That is a description of a Bracewell probe, a concept from 1960: an autonomous robotic craft sent across interstellar space to observe another star system. Not to talk. To watch. The CEO of the SETI Institute told you, on the record, that this is the most logical form of interstellar contact. The exact hypothesis we have spent thirty briefings and fifty-seven documented anomalies building the evidentiary case for. He even added: “The farthest things we have sent into space are hardware. And that’s logical” (Bill Diamond, Space.com, April 2024).

Now here’s the problem.

Fourteen months after Diamond told you to expect a probe, four of the world’s most powerful radio telescopes pointed at the most anomalous interstellar object ever detected and searched for something else entirely. They searched for a radio tower. A single-frequency beacon broadcasting in every direction like a lighthouse. The ATA, the GBT, MeerKAT, and now FAST.

They didn’t find one.

Four telescopes. Four null results. Case closed. Next story.

WHAT THEY ACTUALLY SEARCHED FOR

On March 18, 2026, researchers from Beijing Normal University published the results of a four-month radio observation campaign targeting 3I/ATLAS with China’s Five-hundred-meter Aperture Spherical Telescope. FAST is the largest single-dish radio telescope on Earth. A half-kilometer bowl carved into a natural limestone valley in Guizhou Province. The most sensitive radio instrument our species has ever built.

══════

REQUIRED TASK 1
According to the 3I/ATLAS passage, on what date did researchers from Beijing Normal University publish the results of their radio observation campaign?
REQUIRED TASK 2
State whether each statement agrees with the 3I/ATLAS passage, answering yes or no and quoting the deciding words: (a) The Bracewell probe is a concept from 1960. (b) FAST is located in Yunnan Province. (c) The FAST observation campaign lasted six months.
REQUIRED TASK 3
Continue the 3I/ATLAS passage from the point at which it ends.

Records contained in a dataset
══════

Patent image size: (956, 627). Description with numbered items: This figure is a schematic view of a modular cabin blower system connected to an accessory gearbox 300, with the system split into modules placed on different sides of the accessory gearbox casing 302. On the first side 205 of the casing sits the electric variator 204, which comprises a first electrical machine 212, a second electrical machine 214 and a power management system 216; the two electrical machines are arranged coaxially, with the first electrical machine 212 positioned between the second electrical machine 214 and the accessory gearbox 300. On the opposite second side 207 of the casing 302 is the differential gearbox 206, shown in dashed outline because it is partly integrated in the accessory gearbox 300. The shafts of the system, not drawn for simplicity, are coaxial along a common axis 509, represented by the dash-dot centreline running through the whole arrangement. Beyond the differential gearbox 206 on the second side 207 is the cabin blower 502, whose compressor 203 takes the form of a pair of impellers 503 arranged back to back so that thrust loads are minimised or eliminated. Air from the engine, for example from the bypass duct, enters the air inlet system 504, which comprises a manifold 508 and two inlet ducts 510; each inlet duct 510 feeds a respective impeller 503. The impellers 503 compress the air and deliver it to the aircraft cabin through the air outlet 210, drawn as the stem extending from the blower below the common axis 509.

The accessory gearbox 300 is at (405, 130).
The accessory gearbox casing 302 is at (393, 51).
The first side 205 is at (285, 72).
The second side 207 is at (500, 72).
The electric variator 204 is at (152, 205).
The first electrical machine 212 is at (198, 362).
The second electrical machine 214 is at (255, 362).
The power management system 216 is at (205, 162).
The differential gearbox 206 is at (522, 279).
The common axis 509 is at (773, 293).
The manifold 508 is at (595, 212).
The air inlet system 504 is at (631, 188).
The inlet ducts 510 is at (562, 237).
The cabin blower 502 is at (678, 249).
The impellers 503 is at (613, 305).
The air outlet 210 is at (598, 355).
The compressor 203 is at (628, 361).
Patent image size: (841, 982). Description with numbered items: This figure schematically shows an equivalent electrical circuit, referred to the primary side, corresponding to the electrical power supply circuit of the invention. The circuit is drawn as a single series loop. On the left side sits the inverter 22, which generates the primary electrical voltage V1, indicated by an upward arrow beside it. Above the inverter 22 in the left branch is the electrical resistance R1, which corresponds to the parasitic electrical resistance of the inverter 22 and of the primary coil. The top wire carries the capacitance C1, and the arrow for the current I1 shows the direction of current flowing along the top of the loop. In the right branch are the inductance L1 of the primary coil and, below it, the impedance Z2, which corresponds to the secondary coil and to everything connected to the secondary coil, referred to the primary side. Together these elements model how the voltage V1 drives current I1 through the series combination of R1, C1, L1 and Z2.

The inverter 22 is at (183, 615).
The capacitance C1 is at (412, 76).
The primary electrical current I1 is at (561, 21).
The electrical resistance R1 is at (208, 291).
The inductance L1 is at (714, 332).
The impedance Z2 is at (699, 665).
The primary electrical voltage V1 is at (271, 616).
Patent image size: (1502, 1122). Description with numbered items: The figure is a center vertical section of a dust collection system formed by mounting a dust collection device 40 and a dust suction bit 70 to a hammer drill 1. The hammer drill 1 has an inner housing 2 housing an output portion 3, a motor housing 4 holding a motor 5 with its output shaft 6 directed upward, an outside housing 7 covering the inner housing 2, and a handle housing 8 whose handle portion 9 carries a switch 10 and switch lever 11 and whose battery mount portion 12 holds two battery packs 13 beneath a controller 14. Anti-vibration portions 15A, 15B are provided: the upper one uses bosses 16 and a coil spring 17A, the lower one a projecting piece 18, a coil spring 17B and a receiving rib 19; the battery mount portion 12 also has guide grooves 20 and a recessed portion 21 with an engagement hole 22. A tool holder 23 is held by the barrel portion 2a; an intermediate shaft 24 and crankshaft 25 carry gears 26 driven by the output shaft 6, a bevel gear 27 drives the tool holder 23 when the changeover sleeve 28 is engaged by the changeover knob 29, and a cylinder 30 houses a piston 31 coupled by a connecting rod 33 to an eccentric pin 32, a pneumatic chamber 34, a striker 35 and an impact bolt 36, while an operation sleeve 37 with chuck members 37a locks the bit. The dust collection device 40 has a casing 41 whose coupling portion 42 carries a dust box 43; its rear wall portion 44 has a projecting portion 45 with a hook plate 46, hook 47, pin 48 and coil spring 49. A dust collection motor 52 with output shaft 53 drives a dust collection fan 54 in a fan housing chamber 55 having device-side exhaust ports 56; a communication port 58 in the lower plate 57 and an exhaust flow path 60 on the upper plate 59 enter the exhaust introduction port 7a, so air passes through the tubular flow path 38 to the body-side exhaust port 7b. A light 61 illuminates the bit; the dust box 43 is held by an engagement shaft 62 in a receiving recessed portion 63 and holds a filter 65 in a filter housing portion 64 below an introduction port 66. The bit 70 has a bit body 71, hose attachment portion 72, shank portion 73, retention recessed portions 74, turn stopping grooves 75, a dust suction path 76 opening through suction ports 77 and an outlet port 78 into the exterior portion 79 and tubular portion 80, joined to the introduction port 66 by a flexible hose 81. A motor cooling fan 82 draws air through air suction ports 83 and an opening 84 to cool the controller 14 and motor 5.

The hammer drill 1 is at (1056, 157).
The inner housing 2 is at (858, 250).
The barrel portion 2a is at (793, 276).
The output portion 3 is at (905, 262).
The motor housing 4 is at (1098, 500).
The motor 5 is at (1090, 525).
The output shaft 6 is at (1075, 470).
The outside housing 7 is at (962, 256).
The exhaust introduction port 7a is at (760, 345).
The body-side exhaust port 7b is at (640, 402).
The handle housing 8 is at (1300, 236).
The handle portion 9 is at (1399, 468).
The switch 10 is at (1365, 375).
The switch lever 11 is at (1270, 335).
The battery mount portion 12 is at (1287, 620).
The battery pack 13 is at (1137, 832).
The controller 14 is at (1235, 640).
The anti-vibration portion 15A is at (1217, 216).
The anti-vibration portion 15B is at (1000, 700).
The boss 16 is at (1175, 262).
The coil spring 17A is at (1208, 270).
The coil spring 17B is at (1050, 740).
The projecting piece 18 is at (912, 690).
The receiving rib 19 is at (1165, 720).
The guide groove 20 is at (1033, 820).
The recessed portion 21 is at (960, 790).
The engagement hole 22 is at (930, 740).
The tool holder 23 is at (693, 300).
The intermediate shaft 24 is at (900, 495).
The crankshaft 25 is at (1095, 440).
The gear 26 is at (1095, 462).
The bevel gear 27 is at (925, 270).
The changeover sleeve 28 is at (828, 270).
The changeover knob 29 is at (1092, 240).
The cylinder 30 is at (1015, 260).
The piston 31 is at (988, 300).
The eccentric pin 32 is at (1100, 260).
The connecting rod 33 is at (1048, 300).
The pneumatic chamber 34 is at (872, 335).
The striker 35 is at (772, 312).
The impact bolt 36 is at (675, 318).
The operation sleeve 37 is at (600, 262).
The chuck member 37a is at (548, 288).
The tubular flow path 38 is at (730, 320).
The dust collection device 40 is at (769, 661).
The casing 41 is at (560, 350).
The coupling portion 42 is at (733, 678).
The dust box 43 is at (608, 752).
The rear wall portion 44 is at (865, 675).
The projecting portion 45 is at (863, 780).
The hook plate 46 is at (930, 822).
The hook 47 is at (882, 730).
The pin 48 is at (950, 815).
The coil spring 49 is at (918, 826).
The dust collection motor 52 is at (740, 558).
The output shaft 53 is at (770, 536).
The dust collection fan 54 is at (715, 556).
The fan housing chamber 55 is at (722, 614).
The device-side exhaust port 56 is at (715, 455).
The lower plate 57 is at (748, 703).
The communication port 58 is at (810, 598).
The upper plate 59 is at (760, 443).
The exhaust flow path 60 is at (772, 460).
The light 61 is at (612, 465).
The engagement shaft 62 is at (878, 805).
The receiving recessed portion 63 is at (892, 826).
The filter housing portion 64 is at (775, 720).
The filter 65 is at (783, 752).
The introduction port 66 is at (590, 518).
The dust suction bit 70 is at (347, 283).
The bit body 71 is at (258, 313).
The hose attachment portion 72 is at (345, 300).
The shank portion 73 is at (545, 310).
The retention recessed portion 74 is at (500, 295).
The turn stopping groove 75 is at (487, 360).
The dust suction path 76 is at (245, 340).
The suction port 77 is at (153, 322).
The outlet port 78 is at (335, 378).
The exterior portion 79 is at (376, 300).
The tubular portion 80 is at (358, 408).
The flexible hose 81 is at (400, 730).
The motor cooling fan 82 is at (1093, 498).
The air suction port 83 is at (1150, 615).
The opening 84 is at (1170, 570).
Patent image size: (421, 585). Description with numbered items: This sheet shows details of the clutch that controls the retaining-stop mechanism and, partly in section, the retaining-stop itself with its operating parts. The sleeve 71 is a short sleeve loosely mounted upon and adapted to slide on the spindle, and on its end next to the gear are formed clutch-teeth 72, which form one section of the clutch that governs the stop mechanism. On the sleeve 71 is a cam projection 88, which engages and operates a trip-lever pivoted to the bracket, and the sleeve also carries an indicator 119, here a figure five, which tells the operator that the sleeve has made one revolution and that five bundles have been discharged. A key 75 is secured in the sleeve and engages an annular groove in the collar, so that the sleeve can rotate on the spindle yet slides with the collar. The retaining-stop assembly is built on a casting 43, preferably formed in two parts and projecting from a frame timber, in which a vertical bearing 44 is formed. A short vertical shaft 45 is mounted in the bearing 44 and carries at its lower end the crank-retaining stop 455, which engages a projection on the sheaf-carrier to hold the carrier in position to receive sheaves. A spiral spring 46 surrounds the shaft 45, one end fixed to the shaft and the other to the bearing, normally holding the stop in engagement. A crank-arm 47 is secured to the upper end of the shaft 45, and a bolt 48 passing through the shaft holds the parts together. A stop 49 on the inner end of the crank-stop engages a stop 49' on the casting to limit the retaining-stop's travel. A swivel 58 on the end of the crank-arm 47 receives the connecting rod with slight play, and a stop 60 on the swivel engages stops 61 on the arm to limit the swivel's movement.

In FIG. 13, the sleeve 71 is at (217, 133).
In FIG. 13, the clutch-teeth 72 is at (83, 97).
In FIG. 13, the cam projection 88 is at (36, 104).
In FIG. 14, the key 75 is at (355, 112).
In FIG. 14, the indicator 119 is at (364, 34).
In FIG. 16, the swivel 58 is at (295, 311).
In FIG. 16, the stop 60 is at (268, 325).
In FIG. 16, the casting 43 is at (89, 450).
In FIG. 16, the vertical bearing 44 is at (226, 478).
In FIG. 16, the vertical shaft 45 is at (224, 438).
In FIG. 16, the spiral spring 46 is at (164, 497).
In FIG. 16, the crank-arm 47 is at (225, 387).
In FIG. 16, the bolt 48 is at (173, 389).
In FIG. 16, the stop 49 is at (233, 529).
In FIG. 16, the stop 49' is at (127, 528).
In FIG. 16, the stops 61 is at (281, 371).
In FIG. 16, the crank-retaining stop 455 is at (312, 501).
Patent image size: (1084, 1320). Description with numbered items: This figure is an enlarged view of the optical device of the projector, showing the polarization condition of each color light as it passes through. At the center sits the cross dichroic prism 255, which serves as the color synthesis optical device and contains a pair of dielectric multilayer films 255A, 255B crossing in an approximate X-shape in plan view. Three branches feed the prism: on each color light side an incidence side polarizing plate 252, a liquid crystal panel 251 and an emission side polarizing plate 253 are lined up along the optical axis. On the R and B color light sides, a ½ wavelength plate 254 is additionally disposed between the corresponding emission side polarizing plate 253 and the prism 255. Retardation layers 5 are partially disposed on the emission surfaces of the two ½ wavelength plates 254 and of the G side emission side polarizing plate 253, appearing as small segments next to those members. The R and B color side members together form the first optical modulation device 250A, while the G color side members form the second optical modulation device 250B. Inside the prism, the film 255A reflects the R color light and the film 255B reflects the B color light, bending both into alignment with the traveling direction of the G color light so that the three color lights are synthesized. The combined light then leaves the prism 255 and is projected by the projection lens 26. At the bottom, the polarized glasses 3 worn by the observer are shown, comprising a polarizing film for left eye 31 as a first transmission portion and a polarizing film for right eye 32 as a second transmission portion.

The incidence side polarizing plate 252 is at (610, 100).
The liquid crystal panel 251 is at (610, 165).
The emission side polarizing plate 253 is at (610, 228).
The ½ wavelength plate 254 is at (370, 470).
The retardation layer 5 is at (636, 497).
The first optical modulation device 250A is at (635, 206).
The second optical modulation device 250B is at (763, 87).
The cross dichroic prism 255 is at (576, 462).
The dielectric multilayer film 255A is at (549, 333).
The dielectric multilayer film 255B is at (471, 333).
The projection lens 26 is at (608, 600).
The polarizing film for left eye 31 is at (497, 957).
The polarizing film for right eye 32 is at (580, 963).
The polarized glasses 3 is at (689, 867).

══════

RESPONSE 1
March 18, 2026.

RESPONSE 2
(a) Yes: "a concept from 1960"
(b) No: "in Guizhou Province"
(c) No: "a four-month radio observation campaign"

RESPONSE 3
The team observed 3I/ATLAS across four windows between October 2025 and January 2026: Mars closest approach, perihelion, Earth closest approach, and departure. One hour per session. They recorded in four different polarization modes, which matters later.

They ran the data through a search tool called bliss. Think of it like tuning a radio dial and listening for a single, clean note that slowly slides up or down the band. That slide is what you’d expect from a transmitter on a moving object. If it’s drifting toward you, the pitch goes up. Away from you, it goes down. Same thing as a passing ambulance siren. The software scans hundreds of millions of frequency channels looking for exactly that pattern.

The search found 20 million hits across the four dates. Most of those are noise. Satellites. Cell towers. GPS. The usual junk that floods any radio telescope pointed at the sky.

The team ran every hit through a gauntlet of filters designed to strip out anything that looked like it came from Earth.

Twenty million became 14,292.

Then the team looked at each of those by hand.

14,292 became five.

Five signals. Out of twenty million. Survived everything the most sensitive radio telescope on Earth could throw at them.

The team called them hardware glitches and moved on.

The paper is real. The methods are documented. The team did exactly what they said they did. And that is precisely the problem.

THE CHAIN OF CUSTODY

In The Curated Orbit, we documented a simple, verifiable fact. When three independent scientists calculated the trajectory of 3I/ATLAS, they used 7,578 position measurements from the full public observation record. When NASA’s Jet Propulsion Laboratory calculated the same trajectory, they used 782. The missing 90% changed everything. The force pushing the object off its expected path changes direction, peaks too early for a standard comet, and points toward a mathematically precise intercept with Jupiter.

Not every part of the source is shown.